╭──

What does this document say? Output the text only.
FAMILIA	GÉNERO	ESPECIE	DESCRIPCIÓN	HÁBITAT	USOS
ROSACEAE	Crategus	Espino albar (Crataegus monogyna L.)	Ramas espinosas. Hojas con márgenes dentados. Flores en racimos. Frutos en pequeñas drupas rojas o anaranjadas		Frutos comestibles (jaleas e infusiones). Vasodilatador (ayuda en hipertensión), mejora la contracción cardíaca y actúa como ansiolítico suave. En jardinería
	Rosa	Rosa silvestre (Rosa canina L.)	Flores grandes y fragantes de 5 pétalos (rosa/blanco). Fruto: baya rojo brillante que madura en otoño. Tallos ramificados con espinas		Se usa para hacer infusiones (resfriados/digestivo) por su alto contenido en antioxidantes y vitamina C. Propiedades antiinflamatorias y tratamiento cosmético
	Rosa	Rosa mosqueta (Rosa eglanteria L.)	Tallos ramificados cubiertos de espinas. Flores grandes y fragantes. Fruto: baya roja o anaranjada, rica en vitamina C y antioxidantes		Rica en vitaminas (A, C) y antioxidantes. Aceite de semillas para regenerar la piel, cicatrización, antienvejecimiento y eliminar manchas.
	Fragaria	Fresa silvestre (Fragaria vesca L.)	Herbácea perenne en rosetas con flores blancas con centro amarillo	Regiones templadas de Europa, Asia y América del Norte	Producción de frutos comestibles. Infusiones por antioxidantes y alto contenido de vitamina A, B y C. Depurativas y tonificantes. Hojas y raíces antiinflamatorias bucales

╰──

Task brief.
Read each line of the material, and wherever the word "Tallos" turns up, copy that line.

Exercise solution.
	Rosa	Rosa silvestre (Rosa canina L.)	Flores grandes y fragantes de 5 pétalos (rosa/blanco). Fruto: baya rojo brillante que madura en otoño. Tallos ramificados con espinas		Se usa para hacer infusiones (resfriados/digestivo) por su alto contenido en antioxidantes y vitamina C. Propiedades antiinflamatorias y tratamiento cosmético
	Rosa	Rosa mosqueta (Rosa eglanteria L.)	Tallos ramificados cubiertos de espinas. Flores grandes y fragantes. Fruto: baya roja o anaranjada, rica en vitamina C y antioxidantes		Rica en vitaminas (A, C) y antioxidantes. Aceite de semillas para regenerar la piel, cicatrización, antienvejecimiento y eliminar manchas.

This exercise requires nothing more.